=== DATA ROWS ===
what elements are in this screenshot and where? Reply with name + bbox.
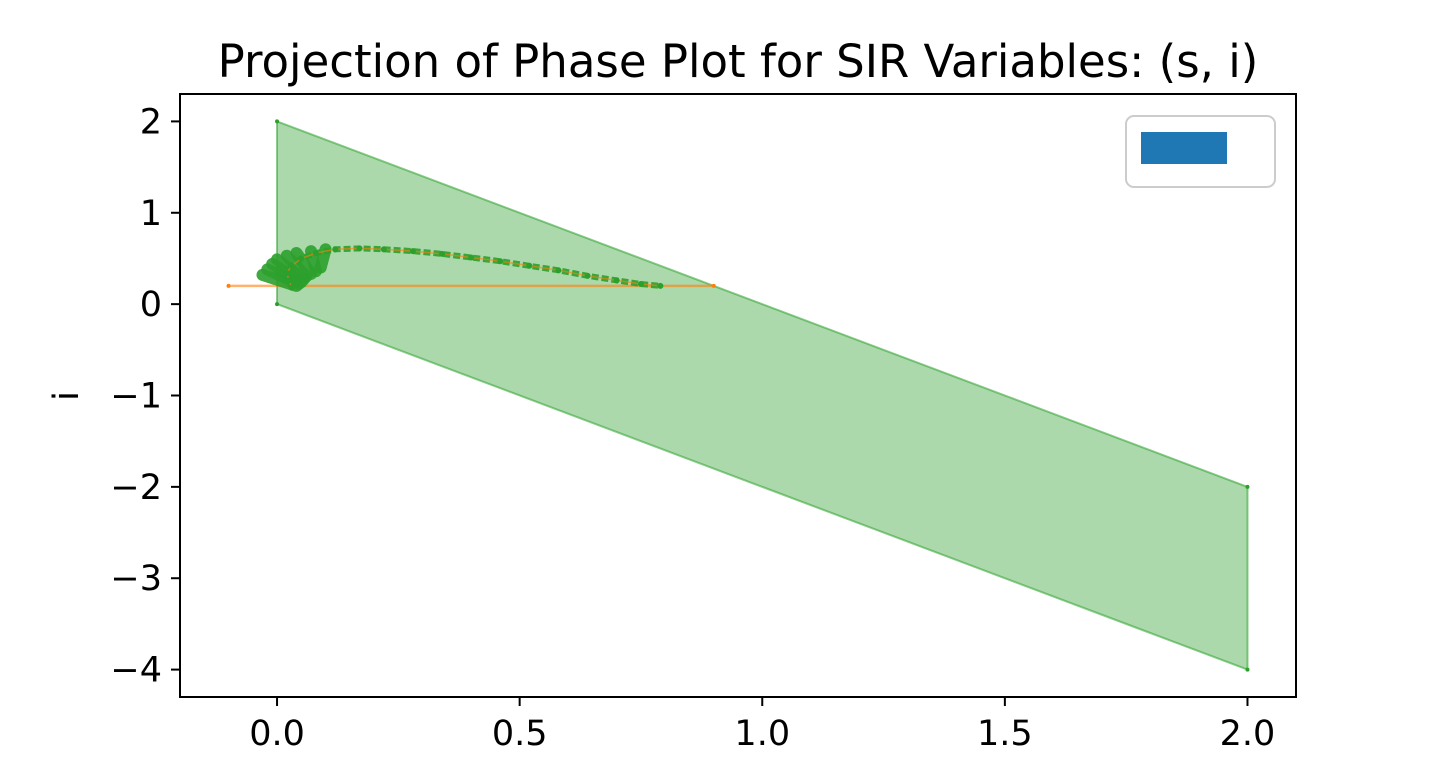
===
=== DATA ROWS ===
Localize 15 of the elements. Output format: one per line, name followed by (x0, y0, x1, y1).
===
=== DATA ROWS ===
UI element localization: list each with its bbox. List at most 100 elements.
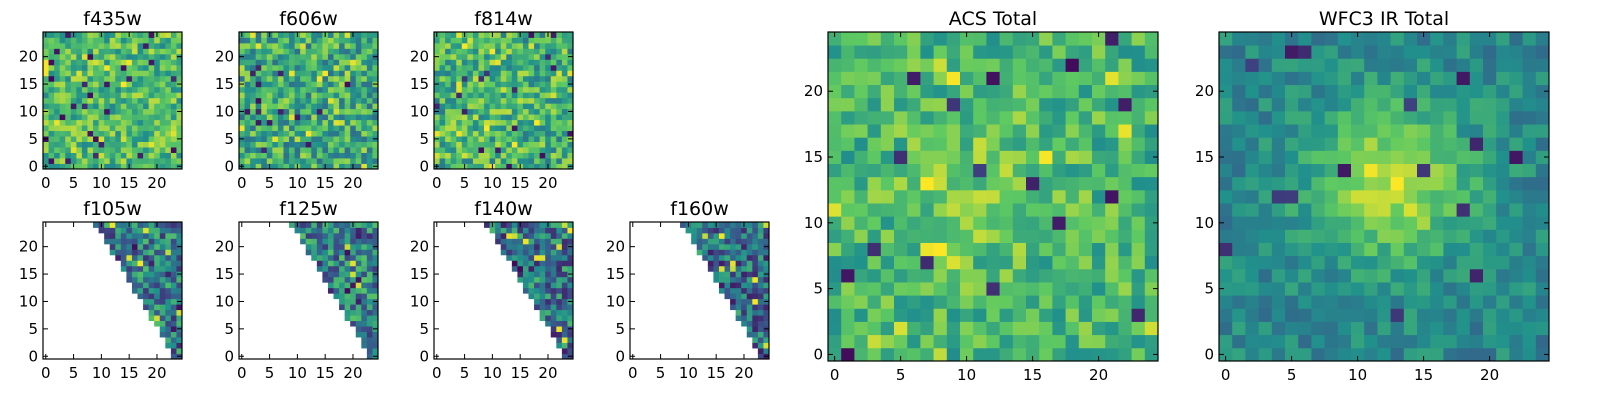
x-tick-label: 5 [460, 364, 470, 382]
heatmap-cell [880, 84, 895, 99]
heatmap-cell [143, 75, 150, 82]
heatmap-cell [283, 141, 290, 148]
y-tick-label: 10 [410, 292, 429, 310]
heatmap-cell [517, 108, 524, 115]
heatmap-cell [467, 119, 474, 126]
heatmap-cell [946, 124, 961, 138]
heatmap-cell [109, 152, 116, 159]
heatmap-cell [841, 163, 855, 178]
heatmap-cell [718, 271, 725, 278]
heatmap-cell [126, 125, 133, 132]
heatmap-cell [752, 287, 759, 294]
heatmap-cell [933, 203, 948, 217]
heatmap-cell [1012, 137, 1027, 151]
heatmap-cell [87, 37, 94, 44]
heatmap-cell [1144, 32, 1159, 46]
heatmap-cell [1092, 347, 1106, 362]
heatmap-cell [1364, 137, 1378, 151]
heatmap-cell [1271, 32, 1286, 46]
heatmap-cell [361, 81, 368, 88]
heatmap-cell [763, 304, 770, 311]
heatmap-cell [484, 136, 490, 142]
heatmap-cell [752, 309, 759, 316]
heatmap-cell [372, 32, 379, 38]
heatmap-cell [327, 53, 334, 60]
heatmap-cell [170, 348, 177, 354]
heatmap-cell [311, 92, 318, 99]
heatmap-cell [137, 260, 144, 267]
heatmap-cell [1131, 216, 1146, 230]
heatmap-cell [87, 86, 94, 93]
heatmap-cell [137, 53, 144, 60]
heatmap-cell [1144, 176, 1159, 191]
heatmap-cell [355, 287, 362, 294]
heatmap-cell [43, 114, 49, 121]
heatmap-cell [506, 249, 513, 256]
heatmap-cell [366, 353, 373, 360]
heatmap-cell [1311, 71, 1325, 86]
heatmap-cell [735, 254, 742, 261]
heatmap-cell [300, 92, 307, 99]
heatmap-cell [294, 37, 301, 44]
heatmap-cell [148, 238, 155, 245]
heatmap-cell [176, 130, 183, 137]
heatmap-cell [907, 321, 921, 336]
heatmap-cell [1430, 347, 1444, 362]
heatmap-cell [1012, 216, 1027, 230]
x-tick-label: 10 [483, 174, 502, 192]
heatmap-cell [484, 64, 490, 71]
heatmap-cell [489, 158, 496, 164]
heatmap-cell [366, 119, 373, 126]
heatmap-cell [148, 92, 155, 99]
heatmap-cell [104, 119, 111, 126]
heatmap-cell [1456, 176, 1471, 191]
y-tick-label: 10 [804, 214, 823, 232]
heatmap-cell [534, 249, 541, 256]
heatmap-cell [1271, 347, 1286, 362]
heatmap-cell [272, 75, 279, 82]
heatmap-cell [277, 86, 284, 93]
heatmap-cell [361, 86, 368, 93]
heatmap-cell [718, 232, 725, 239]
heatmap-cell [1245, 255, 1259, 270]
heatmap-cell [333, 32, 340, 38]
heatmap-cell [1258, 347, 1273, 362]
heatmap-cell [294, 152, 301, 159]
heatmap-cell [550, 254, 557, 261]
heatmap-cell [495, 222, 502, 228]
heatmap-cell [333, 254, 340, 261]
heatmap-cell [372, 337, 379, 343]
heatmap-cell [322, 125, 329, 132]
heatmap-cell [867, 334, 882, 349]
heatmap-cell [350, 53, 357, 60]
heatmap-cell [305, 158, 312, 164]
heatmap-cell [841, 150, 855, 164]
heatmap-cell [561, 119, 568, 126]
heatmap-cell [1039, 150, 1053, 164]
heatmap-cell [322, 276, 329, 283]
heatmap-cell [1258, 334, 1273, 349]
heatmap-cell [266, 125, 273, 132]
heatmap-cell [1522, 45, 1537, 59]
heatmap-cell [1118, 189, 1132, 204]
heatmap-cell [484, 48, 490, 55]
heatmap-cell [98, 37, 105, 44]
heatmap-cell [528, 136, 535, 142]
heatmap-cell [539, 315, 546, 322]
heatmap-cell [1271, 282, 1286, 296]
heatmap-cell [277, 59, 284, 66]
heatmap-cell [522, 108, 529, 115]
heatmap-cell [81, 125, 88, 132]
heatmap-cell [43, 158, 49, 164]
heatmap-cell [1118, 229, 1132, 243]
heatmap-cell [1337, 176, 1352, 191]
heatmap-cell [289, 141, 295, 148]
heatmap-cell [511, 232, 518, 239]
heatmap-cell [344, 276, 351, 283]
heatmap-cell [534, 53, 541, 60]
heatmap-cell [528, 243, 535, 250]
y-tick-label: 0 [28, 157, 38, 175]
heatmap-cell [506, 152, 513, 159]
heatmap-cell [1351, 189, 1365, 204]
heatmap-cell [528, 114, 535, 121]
===
[TASK DESCRIPTION] Put the part that opens with the line containing "UI element localization: list" and closes with the line containing "heatmap-cell [1092, 347, 1106, 362]" into a two-column CSV with the headers instruction and response. Give one row for each request, with its text and its answer each in a single quoted field, line breaks turned into spaces, and the pictures left out.

[RESULT OF THIS EXERCISE]
instruction,response
"UI element localization: list each with its bbox. List at most 100 elements.","x-tick-label: 5 [460, 364, 470, 382] heatmap-cell [880, 84, 895, 99] heatmap-cell [143, 75, 150, 82] heatmap-cell [283, 141, 290, 148] y-tick-label: 10 [410, 292, 429, 310] heatmap-cell [517, 108, 524, 115] heatmap-cell [467, 119, 474, 126] heatmap-cell [946, 124, 961, 138] heatmap-cell [109, 152, 116, 159] heatmap-cell [841, 163, 855, 178] heatmap-cell [718, 271, 725, 278] heatmap-cell [126, 125, 133, 132] heatmap-cell [752, 287, 759, 294] heatmap-cell [933, 203, 948, 217] heatmap-cell [1012, 137, 1027, 151] heatmap-cell [87, 37, 94, 44] heatmap-cell [1144, 32, 1159, 46] heatmap-cell [1092, 347, 1106, 362]"